■ Listing ■
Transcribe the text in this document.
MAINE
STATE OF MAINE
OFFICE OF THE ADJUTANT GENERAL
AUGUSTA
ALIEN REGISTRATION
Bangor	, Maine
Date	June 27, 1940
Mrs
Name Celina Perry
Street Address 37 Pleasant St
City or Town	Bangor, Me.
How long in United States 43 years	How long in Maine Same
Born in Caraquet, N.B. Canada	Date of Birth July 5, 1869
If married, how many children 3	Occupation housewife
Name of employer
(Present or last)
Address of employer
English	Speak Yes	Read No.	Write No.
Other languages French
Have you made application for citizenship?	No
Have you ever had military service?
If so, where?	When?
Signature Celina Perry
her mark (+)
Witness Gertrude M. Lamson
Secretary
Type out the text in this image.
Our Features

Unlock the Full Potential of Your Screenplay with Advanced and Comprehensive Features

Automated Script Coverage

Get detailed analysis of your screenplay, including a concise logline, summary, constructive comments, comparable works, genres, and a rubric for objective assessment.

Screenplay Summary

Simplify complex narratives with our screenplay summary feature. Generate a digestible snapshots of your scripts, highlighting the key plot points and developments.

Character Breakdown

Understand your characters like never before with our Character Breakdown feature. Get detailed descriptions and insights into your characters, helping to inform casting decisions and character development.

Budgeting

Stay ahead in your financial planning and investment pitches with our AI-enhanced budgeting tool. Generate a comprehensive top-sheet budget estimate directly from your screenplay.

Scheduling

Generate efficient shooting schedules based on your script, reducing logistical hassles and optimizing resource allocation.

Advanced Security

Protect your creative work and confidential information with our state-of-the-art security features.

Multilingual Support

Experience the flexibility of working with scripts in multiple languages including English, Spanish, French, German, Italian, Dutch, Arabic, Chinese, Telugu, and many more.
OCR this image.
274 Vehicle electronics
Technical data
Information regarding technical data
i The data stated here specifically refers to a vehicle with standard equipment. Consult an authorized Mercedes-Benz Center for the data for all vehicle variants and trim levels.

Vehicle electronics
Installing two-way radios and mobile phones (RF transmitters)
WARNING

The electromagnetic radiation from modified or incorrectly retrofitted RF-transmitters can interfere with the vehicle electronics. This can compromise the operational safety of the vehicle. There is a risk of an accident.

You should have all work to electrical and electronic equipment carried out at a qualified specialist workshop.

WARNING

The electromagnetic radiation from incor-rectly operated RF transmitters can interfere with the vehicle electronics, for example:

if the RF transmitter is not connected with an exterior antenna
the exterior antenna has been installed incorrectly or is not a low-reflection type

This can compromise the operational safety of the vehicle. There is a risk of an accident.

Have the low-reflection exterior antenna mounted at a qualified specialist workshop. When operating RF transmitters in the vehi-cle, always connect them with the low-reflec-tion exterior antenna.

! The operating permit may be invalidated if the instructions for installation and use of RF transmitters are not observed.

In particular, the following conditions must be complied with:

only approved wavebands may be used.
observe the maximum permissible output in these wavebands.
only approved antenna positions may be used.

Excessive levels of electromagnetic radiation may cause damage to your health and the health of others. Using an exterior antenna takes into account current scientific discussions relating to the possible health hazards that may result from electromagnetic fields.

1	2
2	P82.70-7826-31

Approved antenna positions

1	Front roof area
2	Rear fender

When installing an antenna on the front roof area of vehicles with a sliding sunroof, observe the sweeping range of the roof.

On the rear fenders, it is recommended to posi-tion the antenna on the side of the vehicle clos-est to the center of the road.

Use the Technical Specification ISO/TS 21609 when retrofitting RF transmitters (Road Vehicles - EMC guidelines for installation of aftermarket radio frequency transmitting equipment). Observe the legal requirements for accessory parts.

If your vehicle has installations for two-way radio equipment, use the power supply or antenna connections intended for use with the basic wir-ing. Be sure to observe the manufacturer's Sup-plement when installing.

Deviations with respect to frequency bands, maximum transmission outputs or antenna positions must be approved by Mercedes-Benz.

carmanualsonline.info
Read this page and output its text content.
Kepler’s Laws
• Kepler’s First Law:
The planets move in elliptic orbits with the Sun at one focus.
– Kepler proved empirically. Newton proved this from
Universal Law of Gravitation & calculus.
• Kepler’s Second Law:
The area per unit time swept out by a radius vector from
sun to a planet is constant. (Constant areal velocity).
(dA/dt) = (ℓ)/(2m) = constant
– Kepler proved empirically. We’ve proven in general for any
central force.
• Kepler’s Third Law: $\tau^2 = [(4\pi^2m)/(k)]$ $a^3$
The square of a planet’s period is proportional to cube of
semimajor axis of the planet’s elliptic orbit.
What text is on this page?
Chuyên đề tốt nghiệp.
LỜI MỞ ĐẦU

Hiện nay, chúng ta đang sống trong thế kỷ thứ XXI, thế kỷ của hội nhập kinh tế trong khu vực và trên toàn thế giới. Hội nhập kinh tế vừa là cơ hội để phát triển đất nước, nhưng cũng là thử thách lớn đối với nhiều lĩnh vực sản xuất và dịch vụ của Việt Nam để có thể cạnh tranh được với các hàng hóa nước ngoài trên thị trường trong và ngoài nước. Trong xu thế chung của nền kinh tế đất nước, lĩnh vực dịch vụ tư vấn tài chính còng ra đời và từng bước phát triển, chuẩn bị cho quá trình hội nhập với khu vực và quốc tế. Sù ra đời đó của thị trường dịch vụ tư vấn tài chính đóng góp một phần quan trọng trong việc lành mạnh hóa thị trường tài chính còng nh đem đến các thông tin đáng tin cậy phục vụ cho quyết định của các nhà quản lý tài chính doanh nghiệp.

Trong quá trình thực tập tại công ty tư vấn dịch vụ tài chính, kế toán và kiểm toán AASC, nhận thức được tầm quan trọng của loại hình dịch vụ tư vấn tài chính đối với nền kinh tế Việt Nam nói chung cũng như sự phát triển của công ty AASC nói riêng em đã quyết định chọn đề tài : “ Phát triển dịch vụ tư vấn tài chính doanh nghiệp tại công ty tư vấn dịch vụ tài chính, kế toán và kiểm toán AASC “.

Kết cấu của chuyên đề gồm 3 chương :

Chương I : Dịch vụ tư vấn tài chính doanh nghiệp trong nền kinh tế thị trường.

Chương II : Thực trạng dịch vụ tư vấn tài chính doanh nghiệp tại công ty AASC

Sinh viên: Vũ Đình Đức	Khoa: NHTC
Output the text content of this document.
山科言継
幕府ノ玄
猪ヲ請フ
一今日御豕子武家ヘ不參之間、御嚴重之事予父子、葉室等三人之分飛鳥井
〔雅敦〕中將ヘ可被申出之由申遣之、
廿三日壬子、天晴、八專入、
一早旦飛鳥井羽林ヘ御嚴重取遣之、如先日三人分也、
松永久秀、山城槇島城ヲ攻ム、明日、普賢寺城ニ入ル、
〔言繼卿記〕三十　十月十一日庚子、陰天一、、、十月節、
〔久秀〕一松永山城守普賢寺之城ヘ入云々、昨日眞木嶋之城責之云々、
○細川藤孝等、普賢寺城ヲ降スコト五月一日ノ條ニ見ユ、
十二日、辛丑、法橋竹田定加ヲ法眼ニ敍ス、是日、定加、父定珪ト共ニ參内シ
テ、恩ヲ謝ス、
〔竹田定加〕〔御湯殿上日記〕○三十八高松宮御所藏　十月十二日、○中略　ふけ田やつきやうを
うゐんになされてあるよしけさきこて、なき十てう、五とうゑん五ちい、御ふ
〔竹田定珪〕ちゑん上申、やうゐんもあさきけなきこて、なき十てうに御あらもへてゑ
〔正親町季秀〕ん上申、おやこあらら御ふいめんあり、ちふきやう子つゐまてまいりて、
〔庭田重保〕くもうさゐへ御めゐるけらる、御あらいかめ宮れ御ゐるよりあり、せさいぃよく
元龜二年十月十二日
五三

■ Given exercise ■
Copy each line of the data exactly, leaving nothing out.

■ Answer to the problem ■
Transcribe the text in this document.
MAINE
STATE OF MAINE
OFFICE OF THE ADJUTANT GENERAL
AUGUSTA
ALIEN REGISTRATION
Bangor	, Maine
Date	June 27, 1940
Mrs
Name Celina Perry
Street Address 37 Pleasant St
City or Town	Bangor, Me.
How long in United States 43 years	How long in Maine Same
Born in Caraquet, N.B. Canada	Date of Birth July 5, 1869
If married, how many children 3	Occupation housewife
Name of employer
(Present or last)
Address of employer
English	Speak Yes	Read No.	Write No.
Other languages French
Have you made application for citizenship?	No
Have you ever had military service?
If so, where?	When?
Signature Celina Perry
her mark (+)
Witness Gertrude M. Lamson
Secretary
Type out the text in this image.
Our Features

Unlock the Full Potential of Your Screenplay with Advanced and Comprehensive Features

Automated Script Coverage

Get detailed analysis of your screenplay, including a concise logline, summary, constructive comments, comparable works, genres, and a rubric for objective assessment.

Screenplay Summary

Simplify complex narratives with our screenplay summary feature. Generate a digestible snapshots of your scripts, highlighting the key plot points and developments.

Character Breakdown

Understand your characters like never before with our Character Breakdown feature. Get detailed descriptions and insights into your characters, helping to inform casting decisions and character development.

Budgeting

Stay ahead in your financial planning and investment pitches with our AI-enhanced budgeting tool. Generate a comprehensive top-sheet budget estimate directly from your screenplay.

Scheduling

Generate efficient shooting schedules based on your script, reducing logistical hassles and optimizing resource allocation.

Advanced Security

Protect your creative work and confidential information with our state-of-the-art security features.

Multilingual Support

Experience the flexibility of working with scripts in multiple languages including English, Spanish, French, German, Italian, Dutch, Arabic, Chinese, Telugu, and many more.
OCR this image.
274 Vehicle electronics
Technical data
Information regarding technical data
i The data stated here specifically refers to a vehicle with standard equipment. Consult an authorized Mercedes-Benz Center for the data for all vehicle variants and trim levels.

Vehicle electronics
Installing two-way radios and mobile phones (RF transmitters)
WARNING

The electromagnetic radiation from modified or incorrectly retrofitted RF-transmitters can interfere with the vehicle electronics. This can compromise the operational safety of the vehicle. There is a risk of an accident.

You should have all work to electrical and electronic equipment carried out at a qualified specialist workshop.

WARNING

The electromagnetic radiation from incor-rectly operated RF transmitters can interfere with the vehicle electronics, for example:

if the RF transmitter is not connected with an exterior antenna
the exterior antenna has been installed incorrectly or is not a low-reflection type

This can compromise the operational safety of the vehicle. There is a risk of an accident.

Have the low-reflection exterior antenna mounted at a qualified specialist workshop. When operating RF transmitters in the vehi-cle, always connect them with the low-reflec-tion exterior antenna.

! The operating permit may be invalidated if the instructions for installation and use of RF transmitters are not observed.

In particular, the following conditions must be complied with:

only approved wavebands may be used.
observe the maximum permissible output in these wavebands.
only approved antenna positions may be used.

Excessive levels of electromagnetic radiation may cause damage to your health and the health of others. Using an exterior antenna takes into account current scientific discussions relating to the possible health hazards that may result from electromagnetic fields.

1	2
2	P82.70-7826-31

Approved antenna positions

1	Front roof area
2	Rear fender

When installing an antenna on the front roof area of vehicles with a sliding sunroof, observe the sweeping range of the roof.

On the rear fenders, it is recommended to posi-tion the antenna on the side of the vehicle clos-est to the center of the road.

Use the Technical Specification ISO/TS 21609 when retrofitting RF transmitters (Road Vehicles - EMC guidelines for installation of aftermarket radio frequency transmitting equipment). Observe the legal requirements for accessory parts.

If your vehicle has installations for two-way radio equipment, use the power supply or antenna connections intended for use with the basic wir-ing. Be sure to observe the manufacturer's Sup-plement when installing.

Deviations with respect to frequency bands, maximum transmission outputs or antenna positions must be approved by Mercedes-Benz.

carmanualsonline.info
Read this page and output its text content.
Kepler’s Laws
• Kepler’s First Law:
The planets move in elliptic orbits with the Sun at one focus.
– Kepler proved empirically. Newton proved this from
Universal Law of Gravitation & calculus.
• Kepler’s Second Law:
The area per unit time swept out by a radius vector from
sun to a planet is constant. (Constant areal velocity).
(dA/dt) = (ℓ)/(2m) = constant
– Kepler proved empirically. We’ve proven in general for any
central force.
• Kepler’s Third Law: $\tau^2 = [(4\pi^2m)/(k)]$ $a^3$
The square of a planet’s period is proportional to cube of
semimajor axis of the planet’s elliptic orbit.
What text is on this page?
Chuyên đề tốt nghiệp.
LỜI MỞ ĐẦU

Hiện nay, chúng ta đang sống trong thế kỷ thứ XXI, thế kỷ của hội nhập kinh tế trong khu vực và trên toàn thế giới. Hội nhập kinh tế vừa là cơ hội để phát triển đất nước, nhưng cũng là thử thách lớn đối với nhiều lĩnh vực sản xuất và dịch vụ của Việt Nam để có thể cạnh tranh được với các hàng hóa nước ngoài trên thị trường trong và ngoài nước. Trong xu thế chung của nền kinh tế đất nước, lĩnh vực dịch vụ tư vấn tài chính còng ra đời và từng bước phát triển, chuẩn bị cho quá trình hội nhập với khu vực và quốc tế. Sù ra đời đó của thị trường dịch vụ tư vấn tài chính đóng góp một phần quan trọng trong việc lành mạnh hóa thị trường tài chính còng nh đem đến các thông tin đáng tin cậy phục vụ cho quyết định của các nhà quản lý tài chính doanh nghiệp.

Trong quá trình thực tập tại công ty tư vấn dịch vụ tài chính, kế toán và kiểm toán AASC, nhận thức được tầm quan trọng của loại hình dịch vụ tư vấn tài chính đối với nền kinh tế Việt Nam nói chung cũng như sự phát triển của công ty AASC nói riêng em đã quyết định chọn đề tài : “ Phát triển dịch vụ tư vấn tài chính doanh nghiệp tại công ty tư vấn dịch vụ tài chính, kế toán và kiểm toán AASC “.

Kết cấu của chuyên đề gồm 3 chương :

Chương I : Dịch vụ tư vấn tài chính doanh nghiệp trong nền kinh tế thị trường.

Chương II : Thực trạng dịch vụ tư vấn tài chính doanh nghiệp tại công ty AASC

Sinh viên: Vũ Đình Đức	Khoa: NHTC
Output the text content of this document.
山科言継
幕府ノ玄
猪ヲ請フ
一今日御豕子武家ヘ不參之間、御嚴重之事予父子、葉室等三人之分飛鳥井
〔雅敦〕中將ヘ可被申出之由申遣之、
廿三日壬子、天晴、八專入、
一早旦飛鳥井羽林ヘ御嚴重取遣之、如先日三人分也、
松永久秀、山城槇島城ヲ攻ム、明日、普賢寺城ニ入ル、
〔言繼卿記〕三十　十月十一日庚子、陰天一、、、十月節、
〔久秀〕一松永山城守普賢寺之城ヘ入云々、昨日眞木嶋之城責之云々、
○細川藤孝等、普賢寺城ヲ降スコト五月一日ノ條ニ見ユ、
十二日、辛丑、法橋竹田定加ヲ法眼ニ敍ス、是日、定加、父定珪ト共ニ參内シ
テ、恩ヲ謝ス、
〔竹田定加〕〔御湯殿上日記〕○三十八高松宮御所藏　十月十二日、○中略　ふけ田やつきやうを
うゐんになされてあるよしけさきこて、なき十てう、五とうゑん五ちい、御ふ
〔竹田定珪〕ちゑん上申、やうゐんもあさきけなきこて、なき十てうに御あらもへてゑ
〔正親町季秀〕ん上申、おやこあらら御ふいめんあり、ちふきやう子つゐまてまいりて、
〔庭田重保〕くもうさゐへ御めゐるけらる、御あらいかめ宮れ御ゐるよりあり、せさいぃよく
元龜二年十月十二日
五三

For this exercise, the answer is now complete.